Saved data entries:
----------

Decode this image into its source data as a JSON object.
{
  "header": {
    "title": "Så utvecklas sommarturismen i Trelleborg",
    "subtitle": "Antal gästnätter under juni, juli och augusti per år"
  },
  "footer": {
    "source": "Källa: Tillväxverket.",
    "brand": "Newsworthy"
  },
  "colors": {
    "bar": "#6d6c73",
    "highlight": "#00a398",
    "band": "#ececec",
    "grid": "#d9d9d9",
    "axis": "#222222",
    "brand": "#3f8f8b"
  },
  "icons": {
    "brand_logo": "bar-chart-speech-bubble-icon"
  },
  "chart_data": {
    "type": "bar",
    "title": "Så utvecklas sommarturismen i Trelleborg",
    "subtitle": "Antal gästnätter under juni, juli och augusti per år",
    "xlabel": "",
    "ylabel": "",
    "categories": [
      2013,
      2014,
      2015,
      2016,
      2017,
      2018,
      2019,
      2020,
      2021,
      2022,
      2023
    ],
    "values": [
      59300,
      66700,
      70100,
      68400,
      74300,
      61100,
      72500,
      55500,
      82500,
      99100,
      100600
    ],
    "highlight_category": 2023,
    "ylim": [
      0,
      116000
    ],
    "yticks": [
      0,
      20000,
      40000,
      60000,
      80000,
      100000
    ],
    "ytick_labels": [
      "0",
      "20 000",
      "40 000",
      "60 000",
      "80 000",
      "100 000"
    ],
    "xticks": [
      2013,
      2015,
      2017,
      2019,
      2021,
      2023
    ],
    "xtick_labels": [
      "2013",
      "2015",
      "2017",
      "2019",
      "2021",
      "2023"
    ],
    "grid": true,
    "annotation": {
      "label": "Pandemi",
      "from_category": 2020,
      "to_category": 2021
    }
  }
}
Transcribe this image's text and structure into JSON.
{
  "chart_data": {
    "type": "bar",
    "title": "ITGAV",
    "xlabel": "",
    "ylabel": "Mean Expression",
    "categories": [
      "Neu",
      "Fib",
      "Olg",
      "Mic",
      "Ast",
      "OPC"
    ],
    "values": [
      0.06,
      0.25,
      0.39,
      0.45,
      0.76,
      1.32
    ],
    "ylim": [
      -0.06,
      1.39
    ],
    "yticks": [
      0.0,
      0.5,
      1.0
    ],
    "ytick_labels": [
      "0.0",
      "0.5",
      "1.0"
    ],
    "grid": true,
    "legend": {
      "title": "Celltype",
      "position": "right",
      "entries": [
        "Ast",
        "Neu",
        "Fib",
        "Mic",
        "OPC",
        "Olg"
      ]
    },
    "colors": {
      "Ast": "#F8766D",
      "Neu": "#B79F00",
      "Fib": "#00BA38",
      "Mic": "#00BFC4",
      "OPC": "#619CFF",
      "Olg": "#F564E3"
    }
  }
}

----------

» Goal: Everything from the line with "Transcribe this image's" through the last line of the material above should be echoed exactly, and nothing else.

» Solution to the problem:
Transcribe this image's text and structure into JSON.
{
  "chart_data": {
    "type": "bar",
    "title": "ITGAV",
    "xlabel": "",
    "ylabel": "Mean Expression",
    "categories": [
      "Neu",
      "Fib",
      "Olg",
      "Mic",
      "Ast",
      "OPC"
    ],
    "values": [
      0.06,
      0.25,
      0.39,
      0.45,
      0.76,
      1.32
    ],
    "ylim": [
      -0.06,
      1.39
    ],
    "yticks": [
      0.0,
      0.5,
      1.0
    ],
    "ytick_labels": [
      "0.0",
      "0.5",
      "1.0"
    ],
    "grid": true,
    "legend": {
      "title": "Celltype",
      "position": "right",
      "entries": [
        "Ast",
        "Neu",
        "Fib",
        "Mic",
        "OPC",
        "Olg"
      ]
    },
    "colors": {
      "Ast": "#F8766D",
      "Neu": "#B79F00",
      "Fib": "#00BA38",
      "Mic": "#00BFC4",
      "OPC": "#619CFF",
      "Olg": "#F564E3"
    }
  }
}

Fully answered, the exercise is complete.